[Items from a dataset]
══════════════════════════════
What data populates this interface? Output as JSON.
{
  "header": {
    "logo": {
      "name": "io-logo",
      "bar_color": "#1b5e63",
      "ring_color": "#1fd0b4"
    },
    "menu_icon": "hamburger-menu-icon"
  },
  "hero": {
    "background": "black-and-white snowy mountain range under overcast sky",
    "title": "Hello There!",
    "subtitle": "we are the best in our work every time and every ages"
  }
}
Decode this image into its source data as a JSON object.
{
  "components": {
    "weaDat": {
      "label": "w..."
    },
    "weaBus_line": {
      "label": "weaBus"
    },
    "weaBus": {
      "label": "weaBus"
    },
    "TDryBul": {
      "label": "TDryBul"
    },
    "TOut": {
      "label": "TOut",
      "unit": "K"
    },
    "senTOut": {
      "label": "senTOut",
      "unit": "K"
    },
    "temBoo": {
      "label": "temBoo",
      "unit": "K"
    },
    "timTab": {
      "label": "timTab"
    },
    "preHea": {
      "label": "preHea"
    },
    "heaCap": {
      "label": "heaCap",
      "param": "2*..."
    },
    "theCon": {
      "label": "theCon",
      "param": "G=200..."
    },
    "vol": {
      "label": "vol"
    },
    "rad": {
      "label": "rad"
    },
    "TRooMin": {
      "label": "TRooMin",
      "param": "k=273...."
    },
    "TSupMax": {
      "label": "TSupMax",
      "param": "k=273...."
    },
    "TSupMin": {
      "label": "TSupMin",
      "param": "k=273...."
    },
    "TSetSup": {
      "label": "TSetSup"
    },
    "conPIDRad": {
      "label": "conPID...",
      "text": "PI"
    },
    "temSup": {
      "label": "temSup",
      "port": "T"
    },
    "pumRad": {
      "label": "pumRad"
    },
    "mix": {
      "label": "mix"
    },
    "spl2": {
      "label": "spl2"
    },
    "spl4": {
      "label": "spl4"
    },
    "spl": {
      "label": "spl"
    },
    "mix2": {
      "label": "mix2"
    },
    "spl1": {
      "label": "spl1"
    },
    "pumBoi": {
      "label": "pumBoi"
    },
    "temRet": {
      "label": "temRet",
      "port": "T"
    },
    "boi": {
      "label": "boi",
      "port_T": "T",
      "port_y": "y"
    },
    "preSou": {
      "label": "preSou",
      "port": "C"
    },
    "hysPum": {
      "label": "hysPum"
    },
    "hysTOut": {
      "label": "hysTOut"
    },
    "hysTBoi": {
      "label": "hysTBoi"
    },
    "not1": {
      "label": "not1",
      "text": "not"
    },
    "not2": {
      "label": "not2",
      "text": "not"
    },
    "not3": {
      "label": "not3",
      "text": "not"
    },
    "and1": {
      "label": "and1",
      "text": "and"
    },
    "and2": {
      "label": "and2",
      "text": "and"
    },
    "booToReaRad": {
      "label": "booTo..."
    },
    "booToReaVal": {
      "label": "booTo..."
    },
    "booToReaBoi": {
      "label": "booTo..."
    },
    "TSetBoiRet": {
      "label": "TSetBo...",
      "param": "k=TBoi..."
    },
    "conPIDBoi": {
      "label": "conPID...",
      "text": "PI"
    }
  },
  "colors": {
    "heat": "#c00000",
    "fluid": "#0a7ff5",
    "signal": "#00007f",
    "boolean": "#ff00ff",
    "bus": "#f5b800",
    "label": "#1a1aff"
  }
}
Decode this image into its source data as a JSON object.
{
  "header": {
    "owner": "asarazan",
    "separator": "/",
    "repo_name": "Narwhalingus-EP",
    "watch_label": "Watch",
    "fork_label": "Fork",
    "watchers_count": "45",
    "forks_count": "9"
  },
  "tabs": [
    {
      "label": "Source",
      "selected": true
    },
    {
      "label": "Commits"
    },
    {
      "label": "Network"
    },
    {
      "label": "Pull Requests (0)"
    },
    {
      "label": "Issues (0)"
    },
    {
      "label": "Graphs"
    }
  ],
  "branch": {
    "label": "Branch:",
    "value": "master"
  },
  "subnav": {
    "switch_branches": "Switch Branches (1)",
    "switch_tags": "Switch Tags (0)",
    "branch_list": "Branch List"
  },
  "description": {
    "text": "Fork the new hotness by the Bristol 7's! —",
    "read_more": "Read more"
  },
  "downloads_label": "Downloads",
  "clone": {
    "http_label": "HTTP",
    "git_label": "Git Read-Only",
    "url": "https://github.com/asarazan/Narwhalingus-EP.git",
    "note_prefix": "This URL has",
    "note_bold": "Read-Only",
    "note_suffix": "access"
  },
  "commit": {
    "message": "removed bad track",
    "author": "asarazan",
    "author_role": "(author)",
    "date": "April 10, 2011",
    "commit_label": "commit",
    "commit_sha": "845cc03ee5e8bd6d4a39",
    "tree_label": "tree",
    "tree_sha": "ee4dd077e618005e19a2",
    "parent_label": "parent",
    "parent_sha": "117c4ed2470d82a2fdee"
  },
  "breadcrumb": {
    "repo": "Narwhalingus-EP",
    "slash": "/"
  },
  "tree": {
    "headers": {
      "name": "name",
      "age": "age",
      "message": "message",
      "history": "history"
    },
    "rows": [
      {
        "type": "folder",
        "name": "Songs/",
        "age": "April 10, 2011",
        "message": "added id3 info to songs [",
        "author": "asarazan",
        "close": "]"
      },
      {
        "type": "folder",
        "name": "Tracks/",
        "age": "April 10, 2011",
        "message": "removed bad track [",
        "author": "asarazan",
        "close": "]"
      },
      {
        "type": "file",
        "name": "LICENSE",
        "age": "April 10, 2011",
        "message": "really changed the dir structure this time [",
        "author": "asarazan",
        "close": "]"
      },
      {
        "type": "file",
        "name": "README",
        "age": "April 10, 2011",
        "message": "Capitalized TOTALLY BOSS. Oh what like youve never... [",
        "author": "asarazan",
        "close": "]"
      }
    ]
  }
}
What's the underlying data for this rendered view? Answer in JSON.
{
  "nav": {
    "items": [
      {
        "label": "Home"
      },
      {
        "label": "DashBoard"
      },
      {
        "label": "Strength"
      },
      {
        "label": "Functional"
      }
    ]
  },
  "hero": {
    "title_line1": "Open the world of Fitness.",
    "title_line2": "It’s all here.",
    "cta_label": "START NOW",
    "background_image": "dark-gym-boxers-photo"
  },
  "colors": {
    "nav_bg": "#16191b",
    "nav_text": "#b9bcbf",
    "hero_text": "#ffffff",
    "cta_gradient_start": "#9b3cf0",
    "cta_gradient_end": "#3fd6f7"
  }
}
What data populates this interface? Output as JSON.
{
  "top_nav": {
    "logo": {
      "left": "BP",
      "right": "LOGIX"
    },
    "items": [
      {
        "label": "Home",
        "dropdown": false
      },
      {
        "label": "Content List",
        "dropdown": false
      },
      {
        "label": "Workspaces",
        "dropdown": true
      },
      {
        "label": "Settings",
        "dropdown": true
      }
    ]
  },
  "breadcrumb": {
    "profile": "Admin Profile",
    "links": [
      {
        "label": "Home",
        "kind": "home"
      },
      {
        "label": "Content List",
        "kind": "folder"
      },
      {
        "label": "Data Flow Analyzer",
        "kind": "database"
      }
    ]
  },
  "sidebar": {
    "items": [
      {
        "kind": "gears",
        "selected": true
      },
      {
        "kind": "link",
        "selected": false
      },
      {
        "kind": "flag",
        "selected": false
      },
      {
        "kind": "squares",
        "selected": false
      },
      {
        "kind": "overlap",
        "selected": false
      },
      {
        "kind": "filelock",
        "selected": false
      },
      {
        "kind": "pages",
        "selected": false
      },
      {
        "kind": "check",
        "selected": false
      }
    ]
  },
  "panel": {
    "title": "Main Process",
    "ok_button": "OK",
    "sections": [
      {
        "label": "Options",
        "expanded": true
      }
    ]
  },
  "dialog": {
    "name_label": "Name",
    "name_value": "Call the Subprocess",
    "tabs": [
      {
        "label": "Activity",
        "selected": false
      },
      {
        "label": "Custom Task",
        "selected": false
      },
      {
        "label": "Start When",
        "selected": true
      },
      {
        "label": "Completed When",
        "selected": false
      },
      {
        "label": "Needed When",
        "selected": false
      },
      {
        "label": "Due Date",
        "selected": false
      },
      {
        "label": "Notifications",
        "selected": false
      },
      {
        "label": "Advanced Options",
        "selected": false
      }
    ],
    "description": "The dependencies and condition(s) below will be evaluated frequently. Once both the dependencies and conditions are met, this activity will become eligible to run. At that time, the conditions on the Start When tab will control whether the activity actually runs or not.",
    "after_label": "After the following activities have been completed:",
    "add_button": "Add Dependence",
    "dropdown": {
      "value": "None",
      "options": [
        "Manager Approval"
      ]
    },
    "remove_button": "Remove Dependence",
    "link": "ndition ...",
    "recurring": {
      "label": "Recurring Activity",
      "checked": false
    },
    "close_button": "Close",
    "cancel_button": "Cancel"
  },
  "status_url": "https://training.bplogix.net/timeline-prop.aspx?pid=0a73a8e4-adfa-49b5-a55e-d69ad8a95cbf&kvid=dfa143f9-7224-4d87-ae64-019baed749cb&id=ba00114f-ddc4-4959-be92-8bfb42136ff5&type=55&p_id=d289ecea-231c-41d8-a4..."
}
══════════════════════════════
■ What you should do
Scan the lines above for "Narwhalingus", then copy every one that has it.

■ Solved problem
    "repo_name": "Narwhalingus-EP",
    "url": "https://github.com/asarazan/Narwhalingus-EP.git",
    "repo": "Narwhalingus-EP",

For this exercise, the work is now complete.